%%

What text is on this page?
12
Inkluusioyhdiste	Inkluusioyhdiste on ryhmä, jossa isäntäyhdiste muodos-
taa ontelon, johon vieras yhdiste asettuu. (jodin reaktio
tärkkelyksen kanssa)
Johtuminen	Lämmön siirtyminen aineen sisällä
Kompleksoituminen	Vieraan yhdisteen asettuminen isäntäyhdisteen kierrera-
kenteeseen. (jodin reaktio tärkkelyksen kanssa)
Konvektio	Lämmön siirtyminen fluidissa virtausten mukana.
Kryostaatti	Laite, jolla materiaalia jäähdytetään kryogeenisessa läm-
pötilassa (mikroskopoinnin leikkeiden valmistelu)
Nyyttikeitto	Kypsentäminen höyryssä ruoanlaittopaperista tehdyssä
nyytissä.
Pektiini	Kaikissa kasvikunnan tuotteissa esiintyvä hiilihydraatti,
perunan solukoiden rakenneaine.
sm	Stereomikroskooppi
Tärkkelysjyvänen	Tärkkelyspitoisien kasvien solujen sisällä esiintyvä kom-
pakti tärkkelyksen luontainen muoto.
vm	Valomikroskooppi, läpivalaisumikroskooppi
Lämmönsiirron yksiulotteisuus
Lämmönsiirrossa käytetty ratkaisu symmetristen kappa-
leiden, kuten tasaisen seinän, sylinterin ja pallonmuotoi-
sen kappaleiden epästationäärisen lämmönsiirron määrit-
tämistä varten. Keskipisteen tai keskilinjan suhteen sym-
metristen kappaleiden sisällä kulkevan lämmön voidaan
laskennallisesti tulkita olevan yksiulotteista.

%%

* _EXERCISE DESCRIPTION_: Reply with nothing except the number of lines in the listing above that include the string "esiintyvä".

* _ANSWER TO THE TASK_: 2